--- Start Records supplied ---

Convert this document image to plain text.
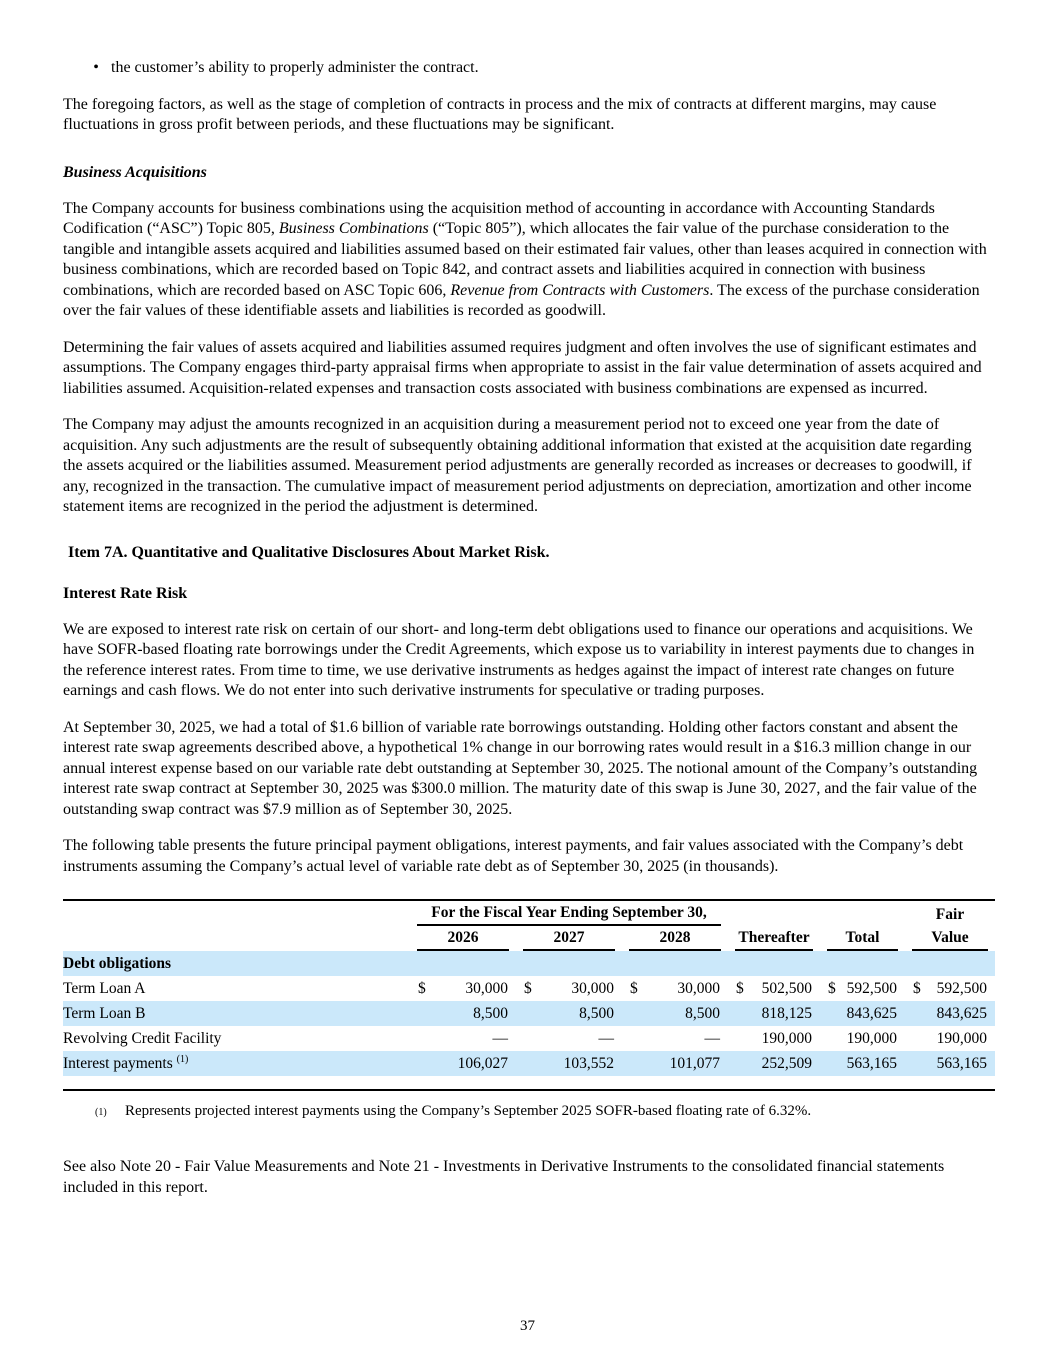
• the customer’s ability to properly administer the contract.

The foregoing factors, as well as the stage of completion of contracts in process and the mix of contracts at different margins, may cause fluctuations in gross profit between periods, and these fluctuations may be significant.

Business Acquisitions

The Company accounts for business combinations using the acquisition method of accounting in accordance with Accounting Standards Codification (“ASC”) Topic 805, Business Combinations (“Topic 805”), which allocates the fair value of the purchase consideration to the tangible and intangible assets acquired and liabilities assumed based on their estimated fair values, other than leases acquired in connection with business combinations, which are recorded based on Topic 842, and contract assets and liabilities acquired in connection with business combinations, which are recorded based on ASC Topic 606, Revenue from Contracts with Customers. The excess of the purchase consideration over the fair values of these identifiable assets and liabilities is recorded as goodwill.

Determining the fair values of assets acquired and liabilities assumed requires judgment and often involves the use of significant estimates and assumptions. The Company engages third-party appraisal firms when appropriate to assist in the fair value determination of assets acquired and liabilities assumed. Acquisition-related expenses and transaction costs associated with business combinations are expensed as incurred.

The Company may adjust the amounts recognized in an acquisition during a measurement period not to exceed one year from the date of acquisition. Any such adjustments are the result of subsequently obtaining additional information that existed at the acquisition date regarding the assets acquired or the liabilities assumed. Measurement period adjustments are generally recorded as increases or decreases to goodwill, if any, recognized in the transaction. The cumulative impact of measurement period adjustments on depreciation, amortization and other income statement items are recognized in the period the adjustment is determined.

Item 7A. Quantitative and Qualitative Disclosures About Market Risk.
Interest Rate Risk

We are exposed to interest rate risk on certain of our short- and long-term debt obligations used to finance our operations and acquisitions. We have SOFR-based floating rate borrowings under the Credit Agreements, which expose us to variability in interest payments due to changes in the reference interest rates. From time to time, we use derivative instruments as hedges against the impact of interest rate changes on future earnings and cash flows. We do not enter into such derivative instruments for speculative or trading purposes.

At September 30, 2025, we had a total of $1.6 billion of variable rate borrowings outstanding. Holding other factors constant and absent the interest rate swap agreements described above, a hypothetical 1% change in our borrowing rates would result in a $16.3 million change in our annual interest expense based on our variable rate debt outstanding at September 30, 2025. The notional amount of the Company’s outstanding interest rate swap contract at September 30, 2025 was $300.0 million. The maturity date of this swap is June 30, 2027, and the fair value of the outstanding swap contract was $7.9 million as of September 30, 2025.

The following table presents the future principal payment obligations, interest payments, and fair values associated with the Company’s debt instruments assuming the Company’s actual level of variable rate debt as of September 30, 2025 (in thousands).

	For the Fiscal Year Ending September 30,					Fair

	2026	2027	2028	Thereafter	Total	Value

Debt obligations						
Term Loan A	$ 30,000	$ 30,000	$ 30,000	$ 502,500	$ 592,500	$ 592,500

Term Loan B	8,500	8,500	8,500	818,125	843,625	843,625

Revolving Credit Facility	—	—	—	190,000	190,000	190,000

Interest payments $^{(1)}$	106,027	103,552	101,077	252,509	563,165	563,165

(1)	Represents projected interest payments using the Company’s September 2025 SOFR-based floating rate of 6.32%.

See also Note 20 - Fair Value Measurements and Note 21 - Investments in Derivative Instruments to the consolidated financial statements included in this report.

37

--- End Records supplied ---

Problem » Output the records above exactly; leave out the pictures.

Solution for this problem »
Convert this document image to plain text.
• the customer’s ability to properly administer the contract.

The foregoing factors, as well as the stage of completion of contracts in process and the mix of contracts at different margins, may cause fluctuations in gross profit between periods, and these fluctuations may be significant.

Business Acquisitions

The Company accounts for business combinations using the acquisition method of accounting in accordance with Accounting Standards Codification (“ASC”) Topic 805, Business Combinations (“Topic 805”), which allocates the fair value of the purchase consideration to the tangible and intangible assets acquired and liabilities assumed based on their estimated fair values, other than leases acquired in connection with business combinations, which are recorded based on Topic 842, and contract assets and liabilities acquired in connection with business combinations, which are recorded based on ASC Topic 606, Revenue from Contracts with Customers. The excess of the purchase consideration over the fair values of these identifiable assets and liabilities is recorded as goodwill.

Determining the fair values of assets acquired and liabilities assumed requires judgment and often involves the use of significant estimates and assumptions. The Company engages third-party appraisal firms when appropriate to assist in the fair value determination of assets acquired and liabilities assumed. Acquisition-related expenses and transaction costs associated with business combinations are expensed as incurred.

The Company may adjust the amounts recognized in an acquisition during a measurement period not to exceed one year from the date of acquisition. Any such adjustments are the result of subsequently obtaining additional information that existed at the acquisition date regarding the assets acquired or the liabilities assumed. Measurement period adjustments are generally recorded as increases or decreases to goodwill, if any, recognized in the transaction. The cumulative impact of measurement period adjustments on depreciation, amortization and other income statement items are recognized in the period the adjustment is determined.

Item 7A. Quantitative and Qualitative Disclosures About Market Risk.
Interest Rate Risk

We are exposed to interest rate risk on certain of our short- and long-term debt obligations used to finance our operations and acquisitions. We have SOFR-based floating rate borrowings under the Credit Agreements, which expose us to variability in interest payments due to changes in the reference interest rates. From time to time, we use derivative instruments as hedges against the impact of interest rate changes on future earnings and cash flows. We do not enter into such derivative instruments for speculative or trading purposes.

At September 30, 2025, we had a total of $1.6 billion of variable rate borrowings outstanding. Holding other factors constant and absent the interest rate swap agreements described above, a hypothetical 1% change in our borrowing rates would result in a $16.3 million change in our annual interest expense based on our variable rate debt outstanding at September 30, 2025. The notional amount of the Company’s outstanding interest rate swap contract at September 30, 2025 was $300.0 million. The maturity date of this swap is June 30, 2027, and the fair value of the outstanding swap contract was $7.9 million as of September 30, 2025.

The following table presents the future principal payment obligations, interest payments, and fair values associated with the Company’s debt instruments assuming the Company’s actual level of variable rate debt as of September 30, 2025 (in thousands).

	For the Fiscal Year Ending September 30,					Fair

	2026	2027	2028	Thereafter	Total	Value

Debt obligations						
Term Loan A	$ 30,000	$ 30,000	$ 30,000	$ 502,500	$ 592,500	$ 592,500

Term Loan B	8,500	8,500	8,500	818,125	843,625	843,625

Revolving Credit Facility	—	—	—	190,000	190,000	190,000

Interest payments $^{(1)}$	106,027	103,552	101,077	252,509	563,165	563,165

(1)	Represents projected interest payments using the Company’s September 2025 SOFR-based floating rate of 6.32%.

See also Note 20 - Fair Value Measurements and Note 21 - Investments in Derivative Instruments to the consolidated financial statements included in this report.

37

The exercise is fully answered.